Chapter 2:
Biology, The Rules for Life

This section expands on the idea that life and complexity arise from layers—or hierarchies—of rules, each building upon the immutable laws of physics and chemistry.

It begins by distinguishing rules (the governing principles of behavior) from properties (the outcomes or characteristics that emerge). DNA serves as an example—it follows physical and chemical rules while encoding the inherited properties that define living organisms and their instincts.

The text discusses programmed mortality, explaining both how and why lifeforms are designed to die, touching on regeneration as a fascinating exception that hints at deeper rules. It asks whether the rules governing life are as immutable as those of physics, and when, in the process of assembly, the shift occurs from atomic-level laws to biological rules governing living systems.

Questions are raised about the origin of life’s informational systems, such as where stem cells derive their instructions, and the fact that molecules necessary for life did not exist at the Big Bang, implying that life’s complexity evolved later from simpler rules. The “Lego-Land Analogy” illustrates this emergence—showing that, unlike a human-made system, the universe’s rules produce self-organizing complexity without direct input.

- _TASKS FOR THIS EXERCISE_:
1 - Retype the part of the biology chapter between "Questions are raised" and "without direct input.", inclusive.
2 - Carry on the chapter on biology and the rules for life from the point where it stops.
These records have no connection to the chapter on biology and the rules for life.

Bounding box prediction data
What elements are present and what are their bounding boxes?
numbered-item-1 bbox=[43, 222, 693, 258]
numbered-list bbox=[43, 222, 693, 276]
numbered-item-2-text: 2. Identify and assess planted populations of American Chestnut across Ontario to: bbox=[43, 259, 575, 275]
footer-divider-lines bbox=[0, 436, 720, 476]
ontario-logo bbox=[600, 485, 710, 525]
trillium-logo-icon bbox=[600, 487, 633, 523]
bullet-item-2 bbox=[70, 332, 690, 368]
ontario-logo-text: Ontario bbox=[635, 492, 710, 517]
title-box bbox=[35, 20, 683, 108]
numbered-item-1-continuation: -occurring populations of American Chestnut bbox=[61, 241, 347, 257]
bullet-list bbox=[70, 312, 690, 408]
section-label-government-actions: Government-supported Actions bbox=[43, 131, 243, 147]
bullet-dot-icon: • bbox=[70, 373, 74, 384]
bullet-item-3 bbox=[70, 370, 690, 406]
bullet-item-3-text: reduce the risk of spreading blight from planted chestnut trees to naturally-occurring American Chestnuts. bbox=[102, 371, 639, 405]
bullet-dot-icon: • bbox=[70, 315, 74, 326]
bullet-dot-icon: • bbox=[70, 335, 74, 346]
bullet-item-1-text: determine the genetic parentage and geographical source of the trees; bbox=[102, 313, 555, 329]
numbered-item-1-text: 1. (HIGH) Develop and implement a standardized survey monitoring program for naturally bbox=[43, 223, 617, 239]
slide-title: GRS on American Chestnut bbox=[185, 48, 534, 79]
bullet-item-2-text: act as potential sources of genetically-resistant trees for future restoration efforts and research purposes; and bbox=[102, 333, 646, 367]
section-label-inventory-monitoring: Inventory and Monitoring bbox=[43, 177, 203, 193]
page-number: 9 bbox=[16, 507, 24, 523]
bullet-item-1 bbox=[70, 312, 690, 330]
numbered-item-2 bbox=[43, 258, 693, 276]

- _RESPONSES PER TASK_:
1 -
Questions are raised about the origin of life’s informational systems, such as where stem cells derive their instructions, and the fact that molecules necessary for life did not exist at the Big Bang, implying that life’s complexity evolved later from simpler rules. The “Lego-Land Analogy” illustrates this emergence—showing that, unlike a human-made system, the universe’s rules produce self-organizing complexity without direct input.

2 -
The text reflects on human limitations as observers, constrained by the very rules that create us, and highlights how mechanical and physical constraints shape lifeforms, from dinosaurs to humans. It critiques human behavior for violating natural laws, especially through overpopulation and unsustainable habits, suggesting that a return to earlier, balanced ways of living could align us more closely with nature’s pace of evolution.

The section closes by noting that optimization—seen in traits like average human height—is a fundamental pattern in life’s evolution, and that most natural rules are composite, emerging from the interaction of simpler sub-rules.